Instructions ▸
(a) In the vampire movie post, which X-Files episode do the writer and spouse watch every Christmas Eve?
(b) List each film the commenter recommends in the vampire movie post, leaving out the ones the commenter calls obvious choices left off.
--- Start Reading passage ---
My wife and I have two quirky traditions around this time of year. The first is watching the 6th season X-Files episode "How the Ghosts Stole Christmas" every Christmas Eve. Ed Asner and Lilly Tomlin are just delightful.  The second tradition is to watch a vampire movie on New Years Eve. After 17 years together we have seen quite an array of films. We don't have one picked out yet for this year, so I wanted to ask for suggestions!

I hope everyone is doing well and keeping their Elder Signs handy. We'll meet the horrors of 2022 together...

Files

Comments

Anonymous

These will all be obvious suggestions but you never know when someone has't seen a classic, so here goes: Near Dark, which is a brilliant film by Kathryn Bigelow. Plus it practically had an Aliens cast reunion. And was so ahead of its time with the tropes of the vampire in the modern age. Let the Right One In, the Swedish original, not the remake. Really a different, dark, and beautiful in a disturbing way. If yo have seen this maybe the other Swedish vampire flick Frostbite, which isn't a bad film and has one of the funniest scene in a horror movie I'd seen for a long time Fright Night-The original from the 80s, although surprisingly the remake is pretty good too, as is the 80s sequel. Horror and comedy done right. Planet of the Vampires, which is an odd movie and kinda-sorta a vampire film but weird and stylish and will have things any horror fan will recognise got ripped off and into later films. Lifeforce. Which is very much a B film with a big budget, and is heavy on the nudity, but a fun watch if you like 80s-ness turned up to 11. Tobe Hooper of Texas Chainsaw infamy directed this one. Martin. Romero's orphaned little vampire flick, stylish and strange and filled with psychological oddness, and is very far fro a traditional vampire narrative, yet oddly traditional in many ways. Some obvious choices left off--Lost Boys, 30 Days of Night, Blade I & II etc--but as a final definitely oddball suggestion Abbott and Costello Meet Frankenstein--not a bad film if you like their schtick, but this is the second and final time Lugosi actually played Dracula in a film, and worth seeing just for that.
--- End Reading passage ---
--- Start Given data ---
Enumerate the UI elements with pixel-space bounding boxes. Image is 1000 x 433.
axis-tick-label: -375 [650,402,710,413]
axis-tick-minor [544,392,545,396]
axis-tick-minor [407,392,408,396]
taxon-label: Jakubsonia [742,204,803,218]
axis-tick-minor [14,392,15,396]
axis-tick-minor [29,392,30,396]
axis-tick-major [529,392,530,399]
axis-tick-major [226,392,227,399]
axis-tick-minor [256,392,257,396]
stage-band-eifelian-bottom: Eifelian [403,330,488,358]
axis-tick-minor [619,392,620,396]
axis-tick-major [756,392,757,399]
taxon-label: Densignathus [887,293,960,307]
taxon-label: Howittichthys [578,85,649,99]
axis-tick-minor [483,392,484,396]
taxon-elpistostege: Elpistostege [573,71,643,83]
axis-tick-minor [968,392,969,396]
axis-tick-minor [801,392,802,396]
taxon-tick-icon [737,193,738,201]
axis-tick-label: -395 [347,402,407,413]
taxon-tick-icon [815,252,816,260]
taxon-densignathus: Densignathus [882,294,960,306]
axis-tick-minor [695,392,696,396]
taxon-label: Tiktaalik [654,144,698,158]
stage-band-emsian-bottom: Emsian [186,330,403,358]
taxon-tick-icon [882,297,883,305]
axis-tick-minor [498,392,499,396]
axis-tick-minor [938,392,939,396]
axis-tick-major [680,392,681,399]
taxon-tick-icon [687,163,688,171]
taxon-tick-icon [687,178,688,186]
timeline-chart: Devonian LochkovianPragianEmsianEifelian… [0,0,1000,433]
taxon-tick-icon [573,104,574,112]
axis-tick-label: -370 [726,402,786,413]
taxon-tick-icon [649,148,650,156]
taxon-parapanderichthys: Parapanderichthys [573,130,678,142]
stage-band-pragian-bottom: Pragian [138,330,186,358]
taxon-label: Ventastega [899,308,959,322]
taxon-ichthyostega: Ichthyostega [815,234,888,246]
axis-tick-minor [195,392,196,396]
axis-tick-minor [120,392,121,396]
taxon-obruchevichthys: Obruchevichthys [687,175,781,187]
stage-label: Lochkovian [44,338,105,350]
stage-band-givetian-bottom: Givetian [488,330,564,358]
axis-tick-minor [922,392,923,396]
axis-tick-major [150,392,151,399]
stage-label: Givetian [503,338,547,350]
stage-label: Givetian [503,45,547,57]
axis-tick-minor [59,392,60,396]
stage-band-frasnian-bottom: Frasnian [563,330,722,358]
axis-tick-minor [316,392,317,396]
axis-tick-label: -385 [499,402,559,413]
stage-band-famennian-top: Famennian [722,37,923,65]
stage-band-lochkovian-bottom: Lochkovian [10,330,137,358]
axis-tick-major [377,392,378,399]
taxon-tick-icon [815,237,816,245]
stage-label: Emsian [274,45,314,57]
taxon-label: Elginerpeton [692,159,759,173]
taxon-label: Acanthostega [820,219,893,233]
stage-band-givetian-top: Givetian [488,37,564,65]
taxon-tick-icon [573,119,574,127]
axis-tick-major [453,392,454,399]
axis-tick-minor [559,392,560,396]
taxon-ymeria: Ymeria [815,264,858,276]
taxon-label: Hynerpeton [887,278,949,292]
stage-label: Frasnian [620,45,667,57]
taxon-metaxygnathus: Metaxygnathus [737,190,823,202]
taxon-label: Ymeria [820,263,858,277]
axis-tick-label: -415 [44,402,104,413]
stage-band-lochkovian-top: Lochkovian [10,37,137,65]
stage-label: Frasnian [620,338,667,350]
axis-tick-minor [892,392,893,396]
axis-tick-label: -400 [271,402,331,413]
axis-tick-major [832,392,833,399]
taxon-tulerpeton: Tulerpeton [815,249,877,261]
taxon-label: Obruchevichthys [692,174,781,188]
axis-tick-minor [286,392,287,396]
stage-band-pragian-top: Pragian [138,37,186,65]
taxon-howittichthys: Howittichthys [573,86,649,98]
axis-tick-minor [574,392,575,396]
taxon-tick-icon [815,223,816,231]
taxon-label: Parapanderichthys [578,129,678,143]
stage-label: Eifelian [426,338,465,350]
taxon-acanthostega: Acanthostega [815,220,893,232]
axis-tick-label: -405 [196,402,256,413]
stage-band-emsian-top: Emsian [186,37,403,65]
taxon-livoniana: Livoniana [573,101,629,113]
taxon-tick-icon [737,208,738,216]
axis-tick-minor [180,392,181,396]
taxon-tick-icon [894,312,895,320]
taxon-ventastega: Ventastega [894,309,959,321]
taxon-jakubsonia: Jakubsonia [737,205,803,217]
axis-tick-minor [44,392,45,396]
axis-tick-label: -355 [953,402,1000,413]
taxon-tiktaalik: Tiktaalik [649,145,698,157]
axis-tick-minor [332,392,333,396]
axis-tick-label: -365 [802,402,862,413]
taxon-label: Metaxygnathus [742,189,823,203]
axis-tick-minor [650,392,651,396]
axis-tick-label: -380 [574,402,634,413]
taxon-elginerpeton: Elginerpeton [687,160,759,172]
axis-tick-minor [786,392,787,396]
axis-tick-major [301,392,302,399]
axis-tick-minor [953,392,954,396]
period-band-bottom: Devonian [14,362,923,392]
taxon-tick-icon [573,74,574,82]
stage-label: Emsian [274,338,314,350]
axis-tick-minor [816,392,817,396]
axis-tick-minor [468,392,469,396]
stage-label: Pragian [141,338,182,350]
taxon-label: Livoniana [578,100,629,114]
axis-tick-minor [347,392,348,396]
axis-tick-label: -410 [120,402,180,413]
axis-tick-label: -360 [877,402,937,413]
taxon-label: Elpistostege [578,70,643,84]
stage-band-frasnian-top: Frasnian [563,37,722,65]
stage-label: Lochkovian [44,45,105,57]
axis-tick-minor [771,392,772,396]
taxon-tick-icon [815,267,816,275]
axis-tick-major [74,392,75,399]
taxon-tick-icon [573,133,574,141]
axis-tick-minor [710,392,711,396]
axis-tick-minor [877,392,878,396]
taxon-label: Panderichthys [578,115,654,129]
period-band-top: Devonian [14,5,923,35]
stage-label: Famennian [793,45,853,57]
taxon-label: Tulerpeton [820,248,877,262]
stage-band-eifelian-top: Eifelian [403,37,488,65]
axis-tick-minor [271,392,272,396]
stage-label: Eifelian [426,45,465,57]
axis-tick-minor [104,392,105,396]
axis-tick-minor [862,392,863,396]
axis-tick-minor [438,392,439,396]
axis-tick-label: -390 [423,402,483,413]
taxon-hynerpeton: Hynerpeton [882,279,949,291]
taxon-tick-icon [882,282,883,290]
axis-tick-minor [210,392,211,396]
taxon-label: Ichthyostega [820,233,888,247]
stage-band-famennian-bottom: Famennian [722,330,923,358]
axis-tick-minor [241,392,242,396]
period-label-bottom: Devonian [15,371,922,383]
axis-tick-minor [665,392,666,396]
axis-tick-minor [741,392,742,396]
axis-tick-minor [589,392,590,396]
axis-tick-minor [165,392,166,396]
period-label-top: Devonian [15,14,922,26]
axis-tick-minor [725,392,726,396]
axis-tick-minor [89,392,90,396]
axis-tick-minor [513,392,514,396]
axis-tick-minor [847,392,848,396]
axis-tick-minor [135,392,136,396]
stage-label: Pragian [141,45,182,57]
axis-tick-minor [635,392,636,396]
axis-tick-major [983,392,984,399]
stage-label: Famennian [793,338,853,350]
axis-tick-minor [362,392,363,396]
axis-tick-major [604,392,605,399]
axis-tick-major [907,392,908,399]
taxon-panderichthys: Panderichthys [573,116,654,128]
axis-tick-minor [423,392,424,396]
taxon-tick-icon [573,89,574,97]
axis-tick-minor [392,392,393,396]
--- End Given data ---
Problem solutions ▸
(a) "How the Ghosts Stole Christmas," from the sixth season.

(b)
Near Dark
Let the Right One In
Frostbite
Fright Night
Planet of the Vampires
Lifeforce
Martin
Abbott and Costello Meet Frankenstein